▸ **WHAT IS NEEDED**: Every entry here needs to be repeated exactly.

---- STORED DATA

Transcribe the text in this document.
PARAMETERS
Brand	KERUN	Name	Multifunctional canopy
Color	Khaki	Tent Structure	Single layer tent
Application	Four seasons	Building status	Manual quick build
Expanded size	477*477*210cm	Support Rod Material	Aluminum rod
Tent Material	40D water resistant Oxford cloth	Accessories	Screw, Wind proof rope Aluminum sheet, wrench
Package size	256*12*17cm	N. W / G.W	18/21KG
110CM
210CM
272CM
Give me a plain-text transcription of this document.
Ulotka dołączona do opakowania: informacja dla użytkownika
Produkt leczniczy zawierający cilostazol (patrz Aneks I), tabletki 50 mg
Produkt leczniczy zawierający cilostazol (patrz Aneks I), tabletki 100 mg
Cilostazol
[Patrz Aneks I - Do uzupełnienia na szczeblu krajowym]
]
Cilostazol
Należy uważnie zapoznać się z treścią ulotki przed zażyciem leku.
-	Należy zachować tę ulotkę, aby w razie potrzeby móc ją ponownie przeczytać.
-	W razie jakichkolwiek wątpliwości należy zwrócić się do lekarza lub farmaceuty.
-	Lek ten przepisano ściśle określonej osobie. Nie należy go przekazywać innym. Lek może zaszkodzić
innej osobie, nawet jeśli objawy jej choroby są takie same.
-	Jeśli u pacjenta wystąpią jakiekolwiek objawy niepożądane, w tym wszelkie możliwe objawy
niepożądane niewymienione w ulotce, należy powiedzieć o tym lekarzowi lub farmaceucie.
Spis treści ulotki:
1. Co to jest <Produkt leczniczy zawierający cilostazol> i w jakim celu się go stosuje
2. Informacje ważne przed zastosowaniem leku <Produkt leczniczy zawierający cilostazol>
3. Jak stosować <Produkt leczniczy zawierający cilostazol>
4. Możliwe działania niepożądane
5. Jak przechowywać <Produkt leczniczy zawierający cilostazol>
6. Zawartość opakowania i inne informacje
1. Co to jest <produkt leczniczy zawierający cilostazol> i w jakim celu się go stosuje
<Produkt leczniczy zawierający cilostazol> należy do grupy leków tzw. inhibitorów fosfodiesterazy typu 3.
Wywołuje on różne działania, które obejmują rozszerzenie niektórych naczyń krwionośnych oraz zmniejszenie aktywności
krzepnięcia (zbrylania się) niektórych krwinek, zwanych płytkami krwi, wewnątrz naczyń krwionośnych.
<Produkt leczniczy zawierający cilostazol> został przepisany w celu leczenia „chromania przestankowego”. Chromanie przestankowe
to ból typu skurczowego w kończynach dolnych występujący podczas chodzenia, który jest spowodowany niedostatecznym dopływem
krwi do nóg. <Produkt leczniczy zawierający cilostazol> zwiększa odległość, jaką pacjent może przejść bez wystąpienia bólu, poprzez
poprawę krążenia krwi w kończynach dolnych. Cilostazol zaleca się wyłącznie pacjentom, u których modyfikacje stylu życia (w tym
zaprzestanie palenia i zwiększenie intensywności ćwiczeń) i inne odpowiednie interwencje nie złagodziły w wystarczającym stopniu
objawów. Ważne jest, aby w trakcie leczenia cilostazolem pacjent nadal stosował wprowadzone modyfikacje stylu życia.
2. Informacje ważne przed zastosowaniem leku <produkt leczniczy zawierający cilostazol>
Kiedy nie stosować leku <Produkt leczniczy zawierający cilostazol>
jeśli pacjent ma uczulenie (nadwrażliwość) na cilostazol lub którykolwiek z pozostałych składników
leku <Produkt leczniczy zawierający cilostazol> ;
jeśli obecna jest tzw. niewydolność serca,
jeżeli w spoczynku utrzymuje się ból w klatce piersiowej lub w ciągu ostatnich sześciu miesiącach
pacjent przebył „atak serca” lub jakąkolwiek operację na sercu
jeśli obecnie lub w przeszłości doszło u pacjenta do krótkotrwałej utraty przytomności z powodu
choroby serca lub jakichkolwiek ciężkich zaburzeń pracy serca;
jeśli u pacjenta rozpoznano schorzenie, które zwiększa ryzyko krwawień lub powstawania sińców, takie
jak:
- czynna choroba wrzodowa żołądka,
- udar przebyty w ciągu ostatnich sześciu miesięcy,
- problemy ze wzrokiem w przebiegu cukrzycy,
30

--------

▸ **THE COMPLETED TASK**:
Transcribe the text in this document.
PARAMETERS
Brand	KERUN	Name	Multifunctional canopy
Color	Khaki	Tent Structure	Single layer tent
Application	Four seasons	Building status	Manual quick build
Expanded size	477*477*210cm	Support Rod Material	Aluminum rod
Tent Material	40D water resistant Oxford cloth	Accessories	Screw, Wind proof rope Aluminum sheet, wrench
Package size	256*12*17cm	N. W / G.W	18/21KG
110CM
210CM
272CM
Give me a plain-text transcription of this document.
Ulotka dołączona do opakowania: informacja dla użytkownika
Produkt leczniczy zawierający cilostazol (patrz Aneks I), tabletki 50 mg
Produkt leczniczy zawierający cilostazol (patrz Aneks I), tabletki 100 mg
Cilostazol
[Patrz Aneks I - Do uzupełnienia na szczeblu krajowym]
]
Cilostazol
Należy uważnie zapoznać się z treścią ulotki przed zażyciem leku.
-	Należy zachować tę ulotkę, aby w razie potrzeby móc ją ponownie przeczytać.
-	W razie jakichkolwiek wątpliwości należy zwrócić się do lekarza lub farmaceuty.
-	Lek ten przepisano ściśle określonej osobie. Nie należy go przekazywać innym. Lek może zaszkodzić
innej osobie, nawet jeśli objawy jej choroby są takie same.
-	Jeśli u pacjenta wystąpią jakiekolwiek objawy niepożądane, w tym wszelkie możliwe objawy
niepożądane niewymienione w ulotce, należy powiedzieć o tym lekarzowi lub farmaceucie.
Spis treści ulotki:
1. Co to jest <Produkt leczniczy zawierający cilostazol> i w jakim celu się go stosuje
2. Informacje ważne przed zastosowaniem leku <Produkt leczniczy zawierający cilostazol>
3. Jak stosować <Produkt leczniczy zawierający cilostazol>
4. Możliwe działania niepożądane
5. Jak przechowywać <Produkt leczniczy zawierający cilostazol>
6. Zawartość opakowania i inne informacje
1. Co to jest <produkt leczniczy zawierający cilostazol> i w jakim celu się go stosuje
<Produkt leczniczy zawierający cilostazol> należy do grupy leków tzw. inhibitorów fosfodiesterazy typu 3.
Wywołuje on różne działania, które obejmują rozszerzenie niektórych naczyń krwionośnych oraz zmniejszenie aktywności
krzepnięcia (zbrylania się) niektórych krwinek, zwanych płytkami krwi, wewnątrz naczyń krwionośnych.
<Produkt leczniczy zawierający cilostazol> został przepisany w celu leczenia „chromania przestankowego”. Chromanie przestankowe
to ból typu skurczowego w kończynach dolnych występujący podczas chodzenia, który jest spowodowany niedostatecznym dopływem
krwi do nóg. <Produkt leczniczy zawierający cilostazol> zwiększa odległość, jaką pacjent może przejść bez wystąpienia bólu, poprzez
poprawę krążenia krwi w kończynach dolnych. Cilostazol zaleca się wyłącznie pacjentom, u których modyfikacje stylu życia (w tym
zaprzestanie palenia i zwiększenie intensywności ćwiczeń) i inne odpowiednie interwencje nie złagodziły w wystarczającym stopniu
objawów. Ważne jest, aby w trakcie leczenia cilostazolem pacjent nadal stosował wprowadzone modyfikacje stylu życia.
2. Informacje ważne przed zastosowaniem leku <produkt leczniczy zawierający cilostazol>
Kiedy nie stosować leku <Produkt leczniczy zawierający cilostazol>
jeśli pacjent ma uczulenie (nadwrażliwość) na cilostazol lub którykolwiek z pozostałych składników
leku <Produkt leczniczy zawierający cilostazol> ;
jeśli obecna jest tzw. niewydolność serca,
jeżeli w spoczynku utrzymuje się ból w klatce piersiowej lub w ciągu ostatnich sześciu miesiącach
pacjent przebył „atak serca” lub jakąkolwiek operację na sercu
jeśli obecnie lub w przeszłości doszło u pacjenta do krótkotrwałej utraty przytomności z powodu
choroby serca lub jakichkolwiek ciężkich zaburzeń pracy serca;
jeśli u pacjenta rozpoznano schorzenie, które zwiększa ryzyko krwawień lub powstawania sińców, takie
jak:
- czynna choroba wrzodowa żołądka,
- udar przebyty w ciągu ostatnich sześciu miesięcy,
- problemy ze wzrokiem w przebiegu cukrzycy,
30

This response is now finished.